- _What you should do_: Copy each line with the word "наличии" in it.

--- start of Dataset content ---

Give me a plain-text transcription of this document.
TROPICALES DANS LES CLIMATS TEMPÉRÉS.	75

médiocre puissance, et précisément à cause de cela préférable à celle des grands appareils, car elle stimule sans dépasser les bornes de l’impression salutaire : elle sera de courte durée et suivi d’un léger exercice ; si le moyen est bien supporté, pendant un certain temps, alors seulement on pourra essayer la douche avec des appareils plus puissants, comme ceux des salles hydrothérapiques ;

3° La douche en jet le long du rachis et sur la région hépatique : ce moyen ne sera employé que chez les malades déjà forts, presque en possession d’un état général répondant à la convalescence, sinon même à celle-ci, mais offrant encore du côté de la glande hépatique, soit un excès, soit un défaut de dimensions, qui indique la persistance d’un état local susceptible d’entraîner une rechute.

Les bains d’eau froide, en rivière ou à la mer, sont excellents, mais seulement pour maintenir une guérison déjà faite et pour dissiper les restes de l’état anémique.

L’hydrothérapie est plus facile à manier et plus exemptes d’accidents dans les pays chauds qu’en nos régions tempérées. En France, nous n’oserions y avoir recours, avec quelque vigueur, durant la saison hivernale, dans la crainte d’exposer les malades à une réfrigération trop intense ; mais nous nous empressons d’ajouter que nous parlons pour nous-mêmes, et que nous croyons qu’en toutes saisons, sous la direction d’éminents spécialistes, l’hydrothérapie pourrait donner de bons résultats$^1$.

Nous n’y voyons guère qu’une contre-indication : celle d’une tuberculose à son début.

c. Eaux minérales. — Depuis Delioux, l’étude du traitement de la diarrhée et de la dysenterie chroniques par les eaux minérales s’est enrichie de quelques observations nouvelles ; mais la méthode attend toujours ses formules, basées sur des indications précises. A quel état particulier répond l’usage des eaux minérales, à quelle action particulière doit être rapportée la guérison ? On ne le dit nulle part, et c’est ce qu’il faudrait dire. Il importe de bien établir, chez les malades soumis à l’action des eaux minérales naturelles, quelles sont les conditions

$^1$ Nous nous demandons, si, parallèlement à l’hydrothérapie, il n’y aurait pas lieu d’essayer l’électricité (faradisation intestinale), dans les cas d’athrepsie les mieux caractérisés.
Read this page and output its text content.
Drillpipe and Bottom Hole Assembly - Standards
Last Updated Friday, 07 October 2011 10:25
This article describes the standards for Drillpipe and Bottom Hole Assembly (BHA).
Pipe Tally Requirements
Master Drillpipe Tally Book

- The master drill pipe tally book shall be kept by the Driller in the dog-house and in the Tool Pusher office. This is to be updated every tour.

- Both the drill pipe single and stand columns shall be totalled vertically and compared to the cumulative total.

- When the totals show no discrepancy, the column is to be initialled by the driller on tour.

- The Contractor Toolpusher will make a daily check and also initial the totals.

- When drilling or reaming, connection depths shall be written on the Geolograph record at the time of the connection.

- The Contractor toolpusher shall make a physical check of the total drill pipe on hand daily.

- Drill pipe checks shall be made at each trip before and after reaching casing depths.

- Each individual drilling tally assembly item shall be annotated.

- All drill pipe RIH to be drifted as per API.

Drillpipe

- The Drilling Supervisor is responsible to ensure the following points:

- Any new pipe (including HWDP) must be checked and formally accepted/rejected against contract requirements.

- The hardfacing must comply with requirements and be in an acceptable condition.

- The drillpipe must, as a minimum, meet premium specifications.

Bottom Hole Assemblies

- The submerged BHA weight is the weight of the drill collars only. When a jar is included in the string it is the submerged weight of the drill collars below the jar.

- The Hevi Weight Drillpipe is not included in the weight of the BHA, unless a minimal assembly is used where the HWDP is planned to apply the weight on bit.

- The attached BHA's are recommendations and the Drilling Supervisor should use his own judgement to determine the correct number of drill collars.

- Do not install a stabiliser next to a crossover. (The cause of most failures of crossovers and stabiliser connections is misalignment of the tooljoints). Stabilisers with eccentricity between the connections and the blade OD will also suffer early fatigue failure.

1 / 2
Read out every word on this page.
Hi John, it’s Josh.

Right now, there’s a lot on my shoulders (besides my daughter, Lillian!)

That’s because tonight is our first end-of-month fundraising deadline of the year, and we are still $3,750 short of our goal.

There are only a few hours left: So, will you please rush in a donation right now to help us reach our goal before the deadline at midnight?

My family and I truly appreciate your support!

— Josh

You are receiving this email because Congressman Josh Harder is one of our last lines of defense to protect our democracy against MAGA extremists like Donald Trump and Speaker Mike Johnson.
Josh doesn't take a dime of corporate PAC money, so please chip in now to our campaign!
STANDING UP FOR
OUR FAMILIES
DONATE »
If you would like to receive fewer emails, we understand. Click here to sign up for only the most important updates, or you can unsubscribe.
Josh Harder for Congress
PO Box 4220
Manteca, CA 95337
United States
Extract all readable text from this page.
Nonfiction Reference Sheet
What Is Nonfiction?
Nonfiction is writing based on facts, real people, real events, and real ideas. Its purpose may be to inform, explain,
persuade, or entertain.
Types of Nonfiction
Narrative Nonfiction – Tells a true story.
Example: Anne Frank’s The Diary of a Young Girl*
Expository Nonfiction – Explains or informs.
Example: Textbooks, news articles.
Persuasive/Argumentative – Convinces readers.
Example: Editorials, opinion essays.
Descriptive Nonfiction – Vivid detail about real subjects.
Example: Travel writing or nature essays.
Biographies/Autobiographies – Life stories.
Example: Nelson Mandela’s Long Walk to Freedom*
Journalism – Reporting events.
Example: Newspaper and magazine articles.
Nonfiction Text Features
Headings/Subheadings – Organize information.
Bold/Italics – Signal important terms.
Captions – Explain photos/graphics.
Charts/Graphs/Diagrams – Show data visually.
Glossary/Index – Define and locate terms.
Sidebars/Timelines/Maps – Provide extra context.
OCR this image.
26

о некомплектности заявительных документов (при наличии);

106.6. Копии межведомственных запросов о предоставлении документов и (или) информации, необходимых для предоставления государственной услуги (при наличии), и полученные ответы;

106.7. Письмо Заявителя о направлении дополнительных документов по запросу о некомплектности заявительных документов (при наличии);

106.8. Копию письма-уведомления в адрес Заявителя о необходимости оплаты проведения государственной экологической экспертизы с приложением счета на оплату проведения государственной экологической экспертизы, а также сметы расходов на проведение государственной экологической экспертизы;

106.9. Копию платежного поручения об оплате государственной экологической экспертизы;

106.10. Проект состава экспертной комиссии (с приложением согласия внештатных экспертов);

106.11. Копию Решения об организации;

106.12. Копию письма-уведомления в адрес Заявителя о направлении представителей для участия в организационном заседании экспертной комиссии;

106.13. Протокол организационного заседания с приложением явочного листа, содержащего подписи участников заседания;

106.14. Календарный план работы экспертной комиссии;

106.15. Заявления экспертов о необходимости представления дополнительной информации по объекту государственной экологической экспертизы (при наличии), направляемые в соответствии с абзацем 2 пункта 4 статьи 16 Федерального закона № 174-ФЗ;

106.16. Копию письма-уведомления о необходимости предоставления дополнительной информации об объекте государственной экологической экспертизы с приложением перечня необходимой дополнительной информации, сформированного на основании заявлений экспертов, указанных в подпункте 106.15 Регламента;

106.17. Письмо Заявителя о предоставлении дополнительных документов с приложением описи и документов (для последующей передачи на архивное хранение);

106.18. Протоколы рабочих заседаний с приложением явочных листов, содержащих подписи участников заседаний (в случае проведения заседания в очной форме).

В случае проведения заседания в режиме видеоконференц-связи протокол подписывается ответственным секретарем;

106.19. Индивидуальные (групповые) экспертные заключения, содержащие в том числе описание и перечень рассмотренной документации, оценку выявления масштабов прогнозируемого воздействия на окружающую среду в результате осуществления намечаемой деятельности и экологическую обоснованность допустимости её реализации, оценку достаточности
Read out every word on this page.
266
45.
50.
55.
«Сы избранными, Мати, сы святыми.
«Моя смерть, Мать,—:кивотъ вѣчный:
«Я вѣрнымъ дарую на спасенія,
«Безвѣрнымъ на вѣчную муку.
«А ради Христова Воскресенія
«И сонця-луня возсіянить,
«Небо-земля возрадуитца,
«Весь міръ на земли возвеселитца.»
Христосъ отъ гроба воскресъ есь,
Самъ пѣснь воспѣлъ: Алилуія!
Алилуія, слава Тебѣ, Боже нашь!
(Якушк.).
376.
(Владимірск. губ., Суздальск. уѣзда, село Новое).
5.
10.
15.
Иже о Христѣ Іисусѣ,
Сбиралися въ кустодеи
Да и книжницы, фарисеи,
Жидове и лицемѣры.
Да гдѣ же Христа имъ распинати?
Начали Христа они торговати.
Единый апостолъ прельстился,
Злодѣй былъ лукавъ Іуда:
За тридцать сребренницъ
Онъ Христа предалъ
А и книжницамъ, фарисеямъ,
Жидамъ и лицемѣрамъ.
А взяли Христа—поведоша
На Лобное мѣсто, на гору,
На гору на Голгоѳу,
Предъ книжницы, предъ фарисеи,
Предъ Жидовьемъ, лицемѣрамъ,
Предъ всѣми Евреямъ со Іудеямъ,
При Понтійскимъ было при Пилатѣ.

--- end of Dataset content ---

- _Reply_:
о некомплектности заявительных документов (при наличии);
106.6. Копии межведомственных запросов о предоставлении документов и (или) информации, необходимых для предоставления государственной услуги (при наличии), и полученные ответы;
106.7. Письмо Заявителя о направлении дополнительных документов по запросу о некомплектности заявительных документов (при наличии);
106.15. Заявления экспертов о необходимости представления дополнительной информации по объекту государственной экологической экспертизы (при наличии), направляемые в соответствии с абзацем 2 пункта 4 статьи 16 Федерального закона № 174-ФЗ;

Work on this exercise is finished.